▶ **Written instruction**: According to the issue below, how many lines of Chapel code does creating an Arrow Record batch currently take?

New Issue: Design for Apache Arrow Module In Chapel

18074, "ShreyasKhandekar", "Design for Apache Arrow Module In Chapel", "2021-07-16T18:48:44Z"

This issue is meant to generate discussion about the design for the high level interface of Apache Arrow in Chapel which will be built on top of the Low Level Chapel interface.

We aim to make things less verbose and more abstract while still retaining all functionality and ability to control what we do.
One of the pivotal aspects of designing the Module is for us to be able to create Arrow Data Structures in a succinct manner.

Currently creating an Arrow Record batch (the smallest useful data structure; essentially a table) is very tedious and involves building up arrays element by element and putting them together using a schema that we build in a similar fashion.

This whole ordeal take ~200 lines of Chapel code (transliterated from the C interface of Apache Arrow which also takes the same amount of code).
A primary goal with this design is to get that number down to 5 lines or less in a way that does not compromise usability and clarity.

The PyArrow Python interface is a major source of inspiration for the design of this Chapel Module.

Here are some of the ideas I have:

Creating Arrays

Ways we should be able to create arrow arrays.

From Chapel Arrays

We take a Chapel array and use it to create an arrow
array by mapping it down to
(garrow_(inferred_type_array_builder_append_values)
to append values.
We might also use an optional validity argument which can
describe the NULL Values till we allow null values in
Chapel Arrays.

That argument need not be a complete array with booleans
for each item.
It could be an array of indices which are NULL.
It could be a bitvector as well.

▶ **Stored records**:
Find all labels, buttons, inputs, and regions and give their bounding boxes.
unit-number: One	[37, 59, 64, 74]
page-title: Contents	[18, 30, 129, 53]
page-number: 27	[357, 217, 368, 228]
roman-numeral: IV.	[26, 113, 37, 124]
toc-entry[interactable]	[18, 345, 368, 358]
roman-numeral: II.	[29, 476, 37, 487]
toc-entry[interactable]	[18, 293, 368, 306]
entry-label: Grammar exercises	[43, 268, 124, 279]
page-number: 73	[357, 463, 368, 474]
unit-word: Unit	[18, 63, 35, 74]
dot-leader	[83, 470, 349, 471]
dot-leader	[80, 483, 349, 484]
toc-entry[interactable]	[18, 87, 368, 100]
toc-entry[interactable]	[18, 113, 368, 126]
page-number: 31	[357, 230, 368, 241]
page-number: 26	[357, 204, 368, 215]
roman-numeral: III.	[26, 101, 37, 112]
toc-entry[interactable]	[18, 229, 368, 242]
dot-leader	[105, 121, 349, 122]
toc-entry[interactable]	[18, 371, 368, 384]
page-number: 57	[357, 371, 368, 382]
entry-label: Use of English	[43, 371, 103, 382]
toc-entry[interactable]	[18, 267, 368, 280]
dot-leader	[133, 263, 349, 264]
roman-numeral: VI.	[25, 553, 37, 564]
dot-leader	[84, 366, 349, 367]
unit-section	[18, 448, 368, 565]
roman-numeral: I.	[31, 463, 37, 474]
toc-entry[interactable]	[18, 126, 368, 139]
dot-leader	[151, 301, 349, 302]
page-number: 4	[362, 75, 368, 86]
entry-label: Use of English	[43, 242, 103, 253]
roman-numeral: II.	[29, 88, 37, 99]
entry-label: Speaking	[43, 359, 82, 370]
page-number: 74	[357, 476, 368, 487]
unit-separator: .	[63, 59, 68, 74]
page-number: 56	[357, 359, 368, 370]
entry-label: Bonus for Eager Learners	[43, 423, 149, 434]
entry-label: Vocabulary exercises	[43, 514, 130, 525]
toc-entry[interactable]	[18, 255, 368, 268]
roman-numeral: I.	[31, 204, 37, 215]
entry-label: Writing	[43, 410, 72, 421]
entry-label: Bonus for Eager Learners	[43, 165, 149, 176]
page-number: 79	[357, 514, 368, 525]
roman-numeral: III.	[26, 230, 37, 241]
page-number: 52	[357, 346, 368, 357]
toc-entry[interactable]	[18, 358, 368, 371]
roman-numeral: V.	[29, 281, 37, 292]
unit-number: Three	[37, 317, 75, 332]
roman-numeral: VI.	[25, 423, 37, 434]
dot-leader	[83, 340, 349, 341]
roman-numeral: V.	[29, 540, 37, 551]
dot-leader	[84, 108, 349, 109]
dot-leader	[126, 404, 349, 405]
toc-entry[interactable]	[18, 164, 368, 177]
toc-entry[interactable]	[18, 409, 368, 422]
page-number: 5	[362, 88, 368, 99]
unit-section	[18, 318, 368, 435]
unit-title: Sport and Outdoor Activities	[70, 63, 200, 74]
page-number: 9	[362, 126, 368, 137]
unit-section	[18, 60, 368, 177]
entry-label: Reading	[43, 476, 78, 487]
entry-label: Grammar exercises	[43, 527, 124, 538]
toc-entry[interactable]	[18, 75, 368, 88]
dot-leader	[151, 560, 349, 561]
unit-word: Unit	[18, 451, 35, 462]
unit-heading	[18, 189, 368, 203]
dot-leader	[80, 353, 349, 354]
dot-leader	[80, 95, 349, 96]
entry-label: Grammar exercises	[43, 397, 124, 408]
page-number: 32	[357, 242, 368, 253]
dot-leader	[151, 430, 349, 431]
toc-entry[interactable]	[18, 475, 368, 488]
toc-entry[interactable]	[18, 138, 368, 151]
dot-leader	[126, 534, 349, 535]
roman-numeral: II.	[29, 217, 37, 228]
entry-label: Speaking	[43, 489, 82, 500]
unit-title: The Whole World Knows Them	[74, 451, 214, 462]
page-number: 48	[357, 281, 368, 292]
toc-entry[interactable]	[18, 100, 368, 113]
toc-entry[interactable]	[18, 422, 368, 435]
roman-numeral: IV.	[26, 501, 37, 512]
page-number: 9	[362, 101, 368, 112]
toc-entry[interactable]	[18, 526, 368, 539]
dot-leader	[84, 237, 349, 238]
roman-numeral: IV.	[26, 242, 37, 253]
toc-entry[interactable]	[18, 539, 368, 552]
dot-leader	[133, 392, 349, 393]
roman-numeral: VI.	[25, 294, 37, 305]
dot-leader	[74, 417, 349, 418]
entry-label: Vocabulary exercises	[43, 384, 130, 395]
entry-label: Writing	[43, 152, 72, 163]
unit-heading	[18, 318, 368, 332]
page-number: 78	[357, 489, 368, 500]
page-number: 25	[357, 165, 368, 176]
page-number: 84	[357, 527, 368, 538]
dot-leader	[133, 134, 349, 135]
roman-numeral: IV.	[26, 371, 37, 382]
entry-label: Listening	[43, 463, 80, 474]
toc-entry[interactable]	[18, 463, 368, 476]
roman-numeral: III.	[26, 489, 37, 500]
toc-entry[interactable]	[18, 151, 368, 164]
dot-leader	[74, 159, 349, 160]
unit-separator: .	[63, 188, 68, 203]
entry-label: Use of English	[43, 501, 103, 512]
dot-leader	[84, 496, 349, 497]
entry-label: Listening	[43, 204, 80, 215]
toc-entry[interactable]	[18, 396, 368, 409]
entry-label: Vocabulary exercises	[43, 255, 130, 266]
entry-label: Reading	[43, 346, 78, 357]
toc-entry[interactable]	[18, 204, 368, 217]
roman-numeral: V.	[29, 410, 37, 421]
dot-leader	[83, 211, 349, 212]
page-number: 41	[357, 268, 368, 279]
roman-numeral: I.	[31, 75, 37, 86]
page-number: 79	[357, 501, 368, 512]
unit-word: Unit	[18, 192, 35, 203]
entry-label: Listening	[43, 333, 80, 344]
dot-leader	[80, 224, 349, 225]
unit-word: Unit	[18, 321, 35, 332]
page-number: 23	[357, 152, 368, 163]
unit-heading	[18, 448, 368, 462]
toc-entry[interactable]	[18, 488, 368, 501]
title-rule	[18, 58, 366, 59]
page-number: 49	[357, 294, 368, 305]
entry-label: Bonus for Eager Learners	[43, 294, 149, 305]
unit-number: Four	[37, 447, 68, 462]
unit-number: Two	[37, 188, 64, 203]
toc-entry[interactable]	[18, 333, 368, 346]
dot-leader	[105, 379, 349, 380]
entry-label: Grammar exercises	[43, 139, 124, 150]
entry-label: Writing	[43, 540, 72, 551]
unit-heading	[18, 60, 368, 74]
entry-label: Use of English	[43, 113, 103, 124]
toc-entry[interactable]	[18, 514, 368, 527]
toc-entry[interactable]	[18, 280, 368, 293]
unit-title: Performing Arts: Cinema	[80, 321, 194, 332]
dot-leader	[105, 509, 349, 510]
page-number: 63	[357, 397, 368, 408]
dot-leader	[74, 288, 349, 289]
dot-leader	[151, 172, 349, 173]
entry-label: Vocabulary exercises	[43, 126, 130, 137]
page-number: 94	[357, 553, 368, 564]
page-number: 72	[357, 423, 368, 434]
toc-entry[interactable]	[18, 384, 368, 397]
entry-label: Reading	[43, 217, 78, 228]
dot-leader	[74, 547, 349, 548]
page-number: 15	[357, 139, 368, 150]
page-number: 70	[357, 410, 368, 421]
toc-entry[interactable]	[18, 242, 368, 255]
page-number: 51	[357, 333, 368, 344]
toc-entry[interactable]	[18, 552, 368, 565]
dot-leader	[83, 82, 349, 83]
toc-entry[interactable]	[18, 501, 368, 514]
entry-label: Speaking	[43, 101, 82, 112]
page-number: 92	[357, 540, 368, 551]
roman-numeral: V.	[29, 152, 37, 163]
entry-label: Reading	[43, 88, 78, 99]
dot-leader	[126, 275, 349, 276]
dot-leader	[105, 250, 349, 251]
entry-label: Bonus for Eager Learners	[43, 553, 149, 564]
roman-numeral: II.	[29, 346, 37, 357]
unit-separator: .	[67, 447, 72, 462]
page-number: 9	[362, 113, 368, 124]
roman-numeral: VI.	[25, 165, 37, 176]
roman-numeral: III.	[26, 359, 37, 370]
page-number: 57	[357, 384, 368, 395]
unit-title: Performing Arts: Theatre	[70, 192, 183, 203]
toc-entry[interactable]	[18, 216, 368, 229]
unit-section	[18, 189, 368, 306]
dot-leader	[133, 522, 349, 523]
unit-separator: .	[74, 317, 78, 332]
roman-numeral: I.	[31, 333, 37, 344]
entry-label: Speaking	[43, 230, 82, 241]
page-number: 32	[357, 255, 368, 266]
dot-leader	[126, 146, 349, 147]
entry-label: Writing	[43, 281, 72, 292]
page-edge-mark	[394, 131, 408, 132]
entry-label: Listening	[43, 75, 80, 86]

▶ **Final answer**: About 200 lines.